- [WHAT IS BEING ASKED]
Say how many lines include the word "feugiat". Reply with nothing but the number.

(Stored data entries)
══════════

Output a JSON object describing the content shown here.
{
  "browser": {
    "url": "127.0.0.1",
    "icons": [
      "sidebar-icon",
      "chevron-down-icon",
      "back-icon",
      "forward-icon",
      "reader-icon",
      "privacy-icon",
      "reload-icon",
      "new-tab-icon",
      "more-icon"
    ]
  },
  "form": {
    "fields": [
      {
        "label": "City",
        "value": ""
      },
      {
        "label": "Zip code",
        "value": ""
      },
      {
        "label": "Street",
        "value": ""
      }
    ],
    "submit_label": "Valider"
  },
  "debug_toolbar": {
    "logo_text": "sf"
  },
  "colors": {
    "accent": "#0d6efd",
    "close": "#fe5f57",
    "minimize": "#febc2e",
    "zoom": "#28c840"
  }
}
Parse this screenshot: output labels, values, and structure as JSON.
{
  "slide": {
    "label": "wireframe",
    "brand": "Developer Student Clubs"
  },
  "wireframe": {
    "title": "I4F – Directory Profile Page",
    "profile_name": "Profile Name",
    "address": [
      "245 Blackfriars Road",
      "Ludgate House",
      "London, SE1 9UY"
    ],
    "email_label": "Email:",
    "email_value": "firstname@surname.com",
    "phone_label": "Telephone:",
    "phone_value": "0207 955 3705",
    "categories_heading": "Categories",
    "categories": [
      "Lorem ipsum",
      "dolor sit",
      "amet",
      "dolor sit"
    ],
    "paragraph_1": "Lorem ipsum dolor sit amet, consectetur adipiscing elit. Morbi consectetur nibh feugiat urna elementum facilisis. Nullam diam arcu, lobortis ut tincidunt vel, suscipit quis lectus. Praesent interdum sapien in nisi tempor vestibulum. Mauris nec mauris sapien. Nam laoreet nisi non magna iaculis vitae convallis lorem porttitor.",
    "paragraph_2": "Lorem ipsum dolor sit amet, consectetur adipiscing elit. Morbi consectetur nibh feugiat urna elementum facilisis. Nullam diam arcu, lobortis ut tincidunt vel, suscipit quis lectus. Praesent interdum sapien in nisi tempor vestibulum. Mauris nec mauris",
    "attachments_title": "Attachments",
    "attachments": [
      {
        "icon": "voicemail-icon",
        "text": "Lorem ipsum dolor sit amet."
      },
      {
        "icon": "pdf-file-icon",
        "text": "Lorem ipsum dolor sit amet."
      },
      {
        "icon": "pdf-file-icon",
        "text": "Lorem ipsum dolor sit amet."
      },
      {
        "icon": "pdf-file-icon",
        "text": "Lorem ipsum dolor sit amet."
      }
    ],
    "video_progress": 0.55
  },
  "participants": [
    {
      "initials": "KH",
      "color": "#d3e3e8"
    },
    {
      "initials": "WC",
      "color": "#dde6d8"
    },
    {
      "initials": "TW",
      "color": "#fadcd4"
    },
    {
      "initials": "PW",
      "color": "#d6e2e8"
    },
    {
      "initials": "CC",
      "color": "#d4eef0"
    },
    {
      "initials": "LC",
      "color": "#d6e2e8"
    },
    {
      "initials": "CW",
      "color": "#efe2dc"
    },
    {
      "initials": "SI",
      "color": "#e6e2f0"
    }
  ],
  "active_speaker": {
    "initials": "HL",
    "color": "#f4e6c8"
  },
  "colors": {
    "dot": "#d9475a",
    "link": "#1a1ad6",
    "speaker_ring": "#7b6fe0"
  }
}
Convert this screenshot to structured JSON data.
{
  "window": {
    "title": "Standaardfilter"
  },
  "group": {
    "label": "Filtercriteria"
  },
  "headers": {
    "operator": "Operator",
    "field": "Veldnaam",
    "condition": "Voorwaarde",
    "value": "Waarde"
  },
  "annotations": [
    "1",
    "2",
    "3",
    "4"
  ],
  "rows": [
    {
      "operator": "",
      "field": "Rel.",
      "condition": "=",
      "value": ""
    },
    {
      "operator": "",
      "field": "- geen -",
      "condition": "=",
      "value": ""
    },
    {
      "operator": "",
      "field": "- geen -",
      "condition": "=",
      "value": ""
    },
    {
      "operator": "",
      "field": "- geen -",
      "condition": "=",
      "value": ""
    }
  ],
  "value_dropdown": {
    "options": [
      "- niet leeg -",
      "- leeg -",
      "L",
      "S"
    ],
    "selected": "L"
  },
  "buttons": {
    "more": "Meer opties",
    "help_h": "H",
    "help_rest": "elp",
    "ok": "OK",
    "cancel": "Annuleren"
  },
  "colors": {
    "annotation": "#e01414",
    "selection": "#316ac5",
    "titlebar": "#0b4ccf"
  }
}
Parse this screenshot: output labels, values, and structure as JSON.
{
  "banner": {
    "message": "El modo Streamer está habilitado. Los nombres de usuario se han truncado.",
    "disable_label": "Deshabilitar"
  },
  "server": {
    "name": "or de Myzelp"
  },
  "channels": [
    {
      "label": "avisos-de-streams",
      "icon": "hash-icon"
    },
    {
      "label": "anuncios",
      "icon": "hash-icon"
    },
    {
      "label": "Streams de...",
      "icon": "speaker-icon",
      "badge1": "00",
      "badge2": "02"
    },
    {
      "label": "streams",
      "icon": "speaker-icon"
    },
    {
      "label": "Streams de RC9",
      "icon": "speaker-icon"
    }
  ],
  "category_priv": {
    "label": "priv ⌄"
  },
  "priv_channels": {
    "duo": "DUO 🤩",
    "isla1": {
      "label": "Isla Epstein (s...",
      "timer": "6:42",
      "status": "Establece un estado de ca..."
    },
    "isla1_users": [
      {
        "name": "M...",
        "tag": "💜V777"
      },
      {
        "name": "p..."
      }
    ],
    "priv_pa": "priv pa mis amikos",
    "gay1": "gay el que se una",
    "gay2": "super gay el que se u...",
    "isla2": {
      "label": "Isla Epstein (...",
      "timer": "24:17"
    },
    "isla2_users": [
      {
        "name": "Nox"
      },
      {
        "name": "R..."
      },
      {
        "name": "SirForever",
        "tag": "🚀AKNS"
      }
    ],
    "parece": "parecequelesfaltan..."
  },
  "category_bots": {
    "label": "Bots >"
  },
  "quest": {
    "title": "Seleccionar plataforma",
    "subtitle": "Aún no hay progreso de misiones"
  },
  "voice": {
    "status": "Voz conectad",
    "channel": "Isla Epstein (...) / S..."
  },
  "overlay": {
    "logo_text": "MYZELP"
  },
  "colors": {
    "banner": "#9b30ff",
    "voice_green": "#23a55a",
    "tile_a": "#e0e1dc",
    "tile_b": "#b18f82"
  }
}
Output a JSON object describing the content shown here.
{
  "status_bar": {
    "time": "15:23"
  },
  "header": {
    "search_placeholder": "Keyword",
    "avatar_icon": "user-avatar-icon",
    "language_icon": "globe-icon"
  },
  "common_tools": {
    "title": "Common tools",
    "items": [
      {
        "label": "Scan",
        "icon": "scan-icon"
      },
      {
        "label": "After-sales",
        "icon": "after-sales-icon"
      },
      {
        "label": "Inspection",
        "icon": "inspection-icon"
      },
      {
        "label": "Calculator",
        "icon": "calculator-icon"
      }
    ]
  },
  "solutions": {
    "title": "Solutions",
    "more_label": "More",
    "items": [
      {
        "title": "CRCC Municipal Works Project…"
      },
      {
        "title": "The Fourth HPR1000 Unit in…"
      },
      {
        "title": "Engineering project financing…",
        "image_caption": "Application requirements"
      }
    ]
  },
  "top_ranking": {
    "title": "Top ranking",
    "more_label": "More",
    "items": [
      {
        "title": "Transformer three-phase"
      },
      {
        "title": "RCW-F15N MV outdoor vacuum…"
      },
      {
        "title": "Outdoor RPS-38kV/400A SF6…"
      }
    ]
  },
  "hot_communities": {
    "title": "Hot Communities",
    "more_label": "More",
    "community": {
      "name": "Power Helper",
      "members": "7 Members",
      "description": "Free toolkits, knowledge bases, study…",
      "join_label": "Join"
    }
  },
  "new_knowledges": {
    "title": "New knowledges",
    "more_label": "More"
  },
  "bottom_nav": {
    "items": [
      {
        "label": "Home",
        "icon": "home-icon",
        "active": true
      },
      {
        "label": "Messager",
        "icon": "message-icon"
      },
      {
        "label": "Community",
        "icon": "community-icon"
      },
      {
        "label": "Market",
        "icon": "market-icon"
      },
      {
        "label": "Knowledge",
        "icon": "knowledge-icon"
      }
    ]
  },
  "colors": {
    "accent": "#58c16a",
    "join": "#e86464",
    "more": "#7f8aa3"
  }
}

══════════

- [WRITTEN ANSWER]
2